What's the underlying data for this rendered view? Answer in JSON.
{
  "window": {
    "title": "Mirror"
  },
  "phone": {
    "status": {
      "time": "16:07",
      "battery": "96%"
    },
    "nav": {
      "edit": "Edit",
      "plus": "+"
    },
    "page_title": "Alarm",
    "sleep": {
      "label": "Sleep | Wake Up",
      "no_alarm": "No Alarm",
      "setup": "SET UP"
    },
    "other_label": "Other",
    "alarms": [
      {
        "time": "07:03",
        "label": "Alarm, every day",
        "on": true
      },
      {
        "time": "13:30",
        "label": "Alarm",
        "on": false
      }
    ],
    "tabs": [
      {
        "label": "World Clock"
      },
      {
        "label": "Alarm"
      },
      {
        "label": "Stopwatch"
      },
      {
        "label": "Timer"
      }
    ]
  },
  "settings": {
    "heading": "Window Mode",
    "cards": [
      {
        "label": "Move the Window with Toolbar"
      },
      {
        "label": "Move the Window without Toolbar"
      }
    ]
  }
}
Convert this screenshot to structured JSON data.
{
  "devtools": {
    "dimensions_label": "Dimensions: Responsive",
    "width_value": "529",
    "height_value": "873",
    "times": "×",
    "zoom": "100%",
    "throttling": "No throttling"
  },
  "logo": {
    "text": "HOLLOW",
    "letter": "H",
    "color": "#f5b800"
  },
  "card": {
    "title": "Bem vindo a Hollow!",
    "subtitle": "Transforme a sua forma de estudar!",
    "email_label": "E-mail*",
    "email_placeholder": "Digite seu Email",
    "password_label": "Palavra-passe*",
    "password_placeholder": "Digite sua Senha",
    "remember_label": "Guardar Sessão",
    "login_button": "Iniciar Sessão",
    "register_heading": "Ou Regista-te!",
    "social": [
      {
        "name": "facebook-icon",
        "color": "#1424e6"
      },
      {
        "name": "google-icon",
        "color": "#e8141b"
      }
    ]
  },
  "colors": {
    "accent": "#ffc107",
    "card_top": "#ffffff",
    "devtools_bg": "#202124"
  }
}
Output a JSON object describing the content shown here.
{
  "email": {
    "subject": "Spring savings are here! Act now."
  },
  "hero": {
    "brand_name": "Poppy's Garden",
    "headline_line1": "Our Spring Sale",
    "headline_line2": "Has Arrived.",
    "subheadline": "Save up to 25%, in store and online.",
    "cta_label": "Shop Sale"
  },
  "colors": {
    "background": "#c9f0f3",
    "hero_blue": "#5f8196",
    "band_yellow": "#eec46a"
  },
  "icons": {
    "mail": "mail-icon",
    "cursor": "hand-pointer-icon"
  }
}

* [GIVEN TASK]: Retype every entry word for word.

* [CORRECT RESPONSE]:
What's the underlying data for this rendered view? Answer in JSON.
{
  "window": {
    "title": "Mirror"
  },
  "phone": {
    "status": {
      "time": "16:07",
      "battery": "96%"
    },
    "nav": {
      "edit": "Edit",
      "plus": "+"
    },
    "page_title": "Alarm",
    "sleep": {
      "label": "Sleep | Wake Up",
      "no_alarm": "No Alarm",
      "setup": "SET UP"
    },
    "other_label": "Other",
    "alarms": [
      {
        "time": "07:03",
        "label": "Alarm, every day",
        "on": true
      },
      {
        "time": "13:30",
        "label": "Alarm",
        "on": false
      }
    ],
    "tabs": [
      {
        "label": "World Clock"
      },
      {
        "label": "Alarm"
      },
      {
        "label": "Stopwatch"
      },
      {
        "label": "Timer"
      }
    ]
  },
  "settings": {
    "heading": "Window Mode",
    "cards": [
      {
        "label": "Move the Window with Toolbar"
      },
      {
        "label": "Move the Window without Toolbar"
      }
    ]
  }
}
Convert this screenshot to structured JSON data.
{
  "devtools": {
    "dimensions_label": "Dimensions: Responsive",
    "width_value": "529",
    "height_value": "873",
    "times": "×",
    "zoom": "100%",
    "throttling": "No throttling"
  },
  "logo": {
    "text": "HOLLOW",
    "letter": "H",
    "color": "#f5b800"
  },
  "card": {
    "title": "Bem vindo a Hollow!",
    "subtitle": "Transforme a sua forma de estudar!",
    "email_label": "E-mail*",
    "email_placeholder": "Digite seu Email",
    "password_label": "Palavra-passe*",
    "password_placeholder": "Digite sua Senha",
    "remember_label": "Guardar Sessão",
    "login_button": "Iniciar Sessão",
    "register_heading": "Ou Regista-te!",
    "social": [
      {
        "name": "facebook-icon",
        "color": "#1424e6"
      },
      {
        "name": "google-icon",
        "color": "#e8141b"
      }
    ]
  },
  "colors": {
    "accent": "#ffc107",
    "card_top": "#ffffff",
    "devtools_bg": "#202124"
  }
}
Output a JSON object describing the content shown here.
{
  "email": {
    "subject": "Spring savings are here! Act now."
  },
  "hero": {
    "brand_name": "Poppy's Garden",
    "headline_line1": "Our Spring Sale",
    "headline_line2": "Has Arrived.",
    "subheadline": "Save up to 25%, in store and online.",
    "cta_label": "Shop Sale"
  },
  "colors": {
    "background": "#c9f0f3",
    "hero_blue": "#5f8196",
    "band_yellow": "#eec46a"
  },
  "icons": {
    "mail": "mail-icon",
    "cursor": "hand-pointer-icon"
  }
}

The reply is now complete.